_Required task_. Reproduce the material exactly, omitting nothing.

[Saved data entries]
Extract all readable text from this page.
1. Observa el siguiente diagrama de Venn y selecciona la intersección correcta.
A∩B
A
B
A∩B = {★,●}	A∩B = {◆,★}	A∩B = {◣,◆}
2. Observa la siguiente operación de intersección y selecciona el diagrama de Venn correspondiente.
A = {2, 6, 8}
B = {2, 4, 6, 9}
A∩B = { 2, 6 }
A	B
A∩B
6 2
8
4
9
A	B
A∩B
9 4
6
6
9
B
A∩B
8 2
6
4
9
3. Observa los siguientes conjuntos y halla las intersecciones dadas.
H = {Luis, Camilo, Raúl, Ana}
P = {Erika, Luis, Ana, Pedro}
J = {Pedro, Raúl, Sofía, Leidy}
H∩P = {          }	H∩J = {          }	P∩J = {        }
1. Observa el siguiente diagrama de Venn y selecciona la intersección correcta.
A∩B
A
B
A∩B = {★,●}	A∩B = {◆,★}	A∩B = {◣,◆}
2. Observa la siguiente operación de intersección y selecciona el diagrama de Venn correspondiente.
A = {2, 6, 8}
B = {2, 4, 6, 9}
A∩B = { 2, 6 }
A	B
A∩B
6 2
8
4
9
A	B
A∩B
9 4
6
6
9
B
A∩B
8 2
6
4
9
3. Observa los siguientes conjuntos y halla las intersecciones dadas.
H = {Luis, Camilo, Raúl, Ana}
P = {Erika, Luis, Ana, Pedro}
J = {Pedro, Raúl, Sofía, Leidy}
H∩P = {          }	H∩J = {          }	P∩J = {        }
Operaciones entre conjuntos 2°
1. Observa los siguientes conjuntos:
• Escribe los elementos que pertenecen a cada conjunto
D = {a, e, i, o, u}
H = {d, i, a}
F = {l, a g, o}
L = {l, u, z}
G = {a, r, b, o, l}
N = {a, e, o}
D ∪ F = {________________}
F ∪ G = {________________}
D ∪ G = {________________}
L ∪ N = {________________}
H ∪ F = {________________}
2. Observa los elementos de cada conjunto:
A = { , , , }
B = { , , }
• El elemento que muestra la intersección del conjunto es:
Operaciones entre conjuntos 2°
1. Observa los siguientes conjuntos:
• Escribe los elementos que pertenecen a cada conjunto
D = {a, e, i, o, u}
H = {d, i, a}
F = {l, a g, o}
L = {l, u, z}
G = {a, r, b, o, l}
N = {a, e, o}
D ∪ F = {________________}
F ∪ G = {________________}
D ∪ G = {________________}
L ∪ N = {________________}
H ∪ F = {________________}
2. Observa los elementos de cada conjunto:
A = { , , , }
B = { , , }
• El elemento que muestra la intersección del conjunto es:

_Task output_.
Extract all readable text from this page.
1. Observa el siguiente diagrama de Venn y selecciona la intersección correcta.
A∩B
A
B
A∩B = {★,●}	A∩B = {◆,★}	A∩B = {◣,◆}
2. Observa la siguiente operación de intersección y selecciona el diagrama de Venn correspondiente.
A = {2, 6, 8}
B = {2, 4, 6, 9}
A∩B = { 2, 6 }
A	B
A∩B
6 2
8
4
9
A	B
A∩B
9 4
6
6
9
B
A∩B
8 2
6
4
9
3. Observa los siguientes conjuntos y halla las intersecciones dadas.
H = {Luis, Camilo, Raúl, Ana}
P = {Erika, Luis, Ana, Pedro}
J = {Pedro, Raúl, Sofía, Leidy}
H∩P = {          }	H∩J = {          }	P∩J = {        }
1. Observa el siguiente diagrama de Venn y selecciona la intersección correcta.
A∩B
A
B
A∩B = {★,●}	A∩B = {◆,★}	A∩B = {◣,◆}
2. Observa la siguiente operación de intersección y selecciona el diagrama de Venn correspondiente.
A = {2, 6, 8}
B = {2, 4, 6, 9}
A∩B = { 2, 6 }
A	B
A∩B
6 2
8
4
9
A	B
A∩B
9 4
6
6
9
B
A∩B
8 2
6
4
9
3. Observa los siguientes conjuntos y halla las intersecciones dadas.
H = {Luis, Camilo, Raúl, Ana}
P = {Erika, Luis, Ana, Pedro}
J = {Pedro, Raúl, Sofía, Leidy}
H∩P = {          }	H∩J = {          }	P∩J = {        }
Operaciones entre conjuntos 2°
1. Observa los siguientes conjuntos:
• Escribe los elementos que pertenecen a cada conjunto
D = {a, e, i, o, u}
H = {d, i, a}
F = {l, a g, o}
L = {l, u, z}
G = {a, r, b, o, l}
N = {a, e, o}
D ∪ F = {________________}
F ∪ G = {________________}
D ∪ G = {________________}
L ∪ N = {________________}
H ∪ F = {________________}
2. Observa los elementos de cada conjunto:
A = { , , , }
B = { , , }
• El elemento que muestra la intersección del conjunto es:
Operaciones entre conjuntos 2°
1. Observa los siguientes conjuntos:
• Escribe los elementos que pertenecen a cada conjunto
D = {a, e, i, o, u}
H = {d, i, a}
F = {l, a g, o}
L = {l, u, z}
G = {a, r, b, o, l}
N = {a, e, o}
D ∪ F = {________________}
F ∪ G = {________________}
D ∪ G = {________________}
L ∪ N = {________________}
H ∪ F = {________________}
2. Observa los elementos de cada conjunto:
A = { , , , }
B = { , , }
• El elemento que muestra la intersección del conjunto es:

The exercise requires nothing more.